[Task inputs]
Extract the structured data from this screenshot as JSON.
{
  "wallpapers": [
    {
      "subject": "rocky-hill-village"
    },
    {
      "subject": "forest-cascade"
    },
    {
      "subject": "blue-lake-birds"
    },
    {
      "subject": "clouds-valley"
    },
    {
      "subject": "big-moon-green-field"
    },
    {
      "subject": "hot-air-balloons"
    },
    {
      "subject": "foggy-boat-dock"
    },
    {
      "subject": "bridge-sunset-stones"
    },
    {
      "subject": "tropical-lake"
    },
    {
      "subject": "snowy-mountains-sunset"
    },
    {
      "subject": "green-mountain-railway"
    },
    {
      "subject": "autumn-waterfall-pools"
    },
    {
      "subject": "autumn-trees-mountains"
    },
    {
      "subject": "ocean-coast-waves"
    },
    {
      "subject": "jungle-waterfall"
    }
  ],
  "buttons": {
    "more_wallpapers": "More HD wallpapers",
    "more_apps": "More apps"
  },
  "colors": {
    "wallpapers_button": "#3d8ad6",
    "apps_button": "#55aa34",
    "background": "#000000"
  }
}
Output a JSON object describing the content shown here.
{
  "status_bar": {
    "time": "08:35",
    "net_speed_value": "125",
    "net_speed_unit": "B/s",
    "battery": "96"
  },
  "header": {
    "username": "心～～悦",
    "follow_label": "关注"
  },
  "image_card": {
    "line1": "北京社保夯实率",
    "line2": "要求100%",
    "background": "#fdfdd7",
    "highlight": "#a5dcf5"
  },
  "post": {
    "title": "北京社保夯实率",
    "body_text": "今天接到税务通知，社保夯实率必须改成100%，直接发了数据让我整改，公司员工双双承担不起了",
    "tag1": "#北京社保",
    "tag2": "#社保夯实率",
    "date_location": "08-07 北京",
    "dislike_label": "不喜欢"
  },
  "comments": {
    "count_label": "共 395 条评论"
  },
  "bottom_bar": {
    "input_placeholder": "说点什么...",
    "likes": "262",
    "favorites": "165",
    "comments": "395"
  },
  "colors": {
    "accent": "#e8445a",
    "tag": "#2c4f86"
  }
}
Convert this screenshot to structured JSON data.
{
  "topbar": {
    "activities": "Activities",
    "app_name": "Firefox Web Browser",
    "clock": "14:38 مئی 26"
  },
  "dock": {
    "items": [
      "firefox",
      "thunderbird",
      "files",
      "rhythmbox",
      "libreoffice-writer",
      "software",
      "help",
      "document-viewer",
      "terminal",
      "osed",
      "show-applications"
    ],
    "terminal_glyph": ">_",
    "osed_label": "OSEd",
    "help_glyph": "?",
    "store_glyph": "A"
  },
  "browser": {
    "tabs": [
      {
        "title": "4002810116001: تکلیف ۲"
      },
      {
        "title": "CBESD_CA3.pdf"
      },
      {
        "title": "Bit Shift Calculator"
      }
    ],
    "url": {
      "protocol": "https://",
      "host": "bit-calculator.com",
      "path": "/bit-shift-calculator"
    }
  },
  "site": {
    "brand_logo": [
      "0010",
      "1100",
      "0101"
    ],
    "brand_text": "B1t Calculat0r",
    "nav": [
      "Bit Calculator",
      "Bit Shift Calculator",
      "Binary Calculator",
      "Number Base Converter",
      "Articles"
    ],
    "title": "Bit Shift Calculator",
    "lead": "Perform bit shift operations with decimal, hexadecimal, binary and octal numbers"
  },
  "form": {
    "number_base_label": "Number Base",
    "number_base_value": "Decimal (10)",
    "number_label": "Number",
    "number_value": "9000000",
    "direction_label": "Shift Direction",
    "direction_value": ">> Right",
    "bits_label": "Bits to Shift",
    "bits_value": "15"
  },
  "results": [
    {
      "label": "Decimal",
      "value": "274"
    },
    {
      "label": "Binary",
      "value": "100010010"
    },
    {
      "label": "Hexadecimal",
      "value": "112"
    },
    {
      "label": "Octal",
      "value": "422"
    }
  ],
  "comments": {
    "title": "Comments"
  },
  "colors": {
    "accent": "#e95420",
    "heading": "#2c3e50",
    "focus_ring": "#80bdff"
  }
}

[Aim] Produce a verbatim transcription of the entries above.

[The answer]
Extract the structured data from this screenshot as JSON.
{
  "wallpapers": [
    {
      "subject": "rocky-hill-village"
    },
    {
      "subject": "forest-cascade"
    },
    {
      "subject": "blue-lake-birds"
    },
    {
      "subject": "clouds-valley"
    },
    {
      "subject": "big-moon-green-field"
    },
    {
      "subject": "hot-air-balloons"
    },
    {
      "subject": "foggy-boat-dock"
    },
    {
      "subject": "bridge-sunset-stones"
    },
    {
      "subject": "tropical-lake"
    },
    {
      "subject": "snowy-mountains-sunset"
    },
    {
      "subject": "green-mountain-railway"
    },
    {
      "subject": "autumn-waterfall-pools"
    },
    {
      "subject": "autumn-trees-mountains"
    },
    {
      "subject": "ocean-coast-waves"
    },
    {
      "subject": "jungle-waterfall"
    }
  ],
  "buttons": {
    "more_wallpapers": "More HD wallpapers",
    "more_apps": "More apps"
  },
  "colors": {
    "wallpapers_button": "#3d8ad6",
    "apps_button": "#55aa34",
    "background": "#000000"
  }
}
Output a JSON object describing the content shown here.
{
  "status_bar": {
    "time": "08:35",
    "net_speed_value": "125",
    "net_speed_unit": "B/s",
    "battery": "96"
  },
  "header": {
    "username": "心～～悦",
    "follow_label": "关注"
  },
  "image_card": {
    "line1": "北京社保夯实率",
    "line2": "要求100%",
    "background": "#fdfdd7",
    "highlight": "#a5dcf5"
  },
  "post": {
    "title": "北京社保夯实率",
    "body_text": "今天接到税务通知，社保夯实率必须改成100%，直接发了数据让我整改，公司员工双双承担不起了",
    "tag1": "#北京社保",
    "tag2": "#社保夯实率",
    "date_location": "08-07 北京",
    "dislike_label": "不喜欢"
  },
  "comments": {
    "count_label": "共 395 条评论"
  },
  "bottom_bar": {
    "input_placeholder": "说点什么...",
    "likes": "262",
    "favorites": "165",
    "comments": "395"
  },
  "colors": {
    "accent": "#e8445a",
    "tag": "#2c4f86"
  }
}
Convert this screenshot to structured JSON data.
{
  "topbar": {
    "activities": "Activities",
    "app_name": "Firefox Web Browser",
    "clock": "14:38 مئی 26"
  },
  "dock": {
    "items": [
      "firefox",
      "thunderbird",
      "files",
      "rhythmbox",
      "libreoffice-writer",
      "software",
      "help",
      "document-viewer",
      "terminal",
      "osed",
      "show-applications"
    ],
    "terminal_glyph": ">_",
    "osed_label": "OSEd",
    "help_glyph": "?",
    "store_glyph": "A"
  },
  "browser": {
    "tabs": [
      {
        "title": "4002810116001: تکلیف ۲"
      },
      {
        "title": "CBESD_CA3.pdf"
      },
      {
        "title": "Bit Shift Calculator"
      }
    ],
    "url": {
      "protocol": "https://",
      "host": "bit-calculator.com",
      "path": "/bit-shift-calculator"
    }
  },
  "site": {
    "brand_logo": [
      "0010",
      "1100",
      "0101"
    ],
    "brand_text": "B1t Calculat0r",
    "nav": [
      "Bit Calculator",
      "Bit Shift Calculator",
      "Binary Calculator",
      "Number Base Converter",
      "Articles"
    ],
    "title": "Bit Shift Calculator",
    "lead": "Perform bit shift operations with decimal, hexadecimal, binary and octal numbers"
  },
  "form": {
    "number_base_label": "Number Base",
    "number_base_value": "Decimal (10)",
    "number_label": "Number",
    "number_value": "9000000",
    "direction_label": "Shift Direction",
    "direction_value": ">> Right",
    "bits_label": "Bits to Shift",
    "bits_value": "15"
  },
  "results": [
    {
      "label": "Decimal",
      "value": "274"
    },
    {
      "label": "Binary",
      "value": "100010010"
    },
    {
      "label": "Hexadecimal",
      "value": "112"
    },
    {
      "label": "Octal",
      "value": "422"
    }
  ],
  "comments": {
    "title": "Comments"
  },
  "colors": {
    "accent": "#e95420",
    "heading": "#2c3e50",
    "focus_ring": "#80bdff"
  }
}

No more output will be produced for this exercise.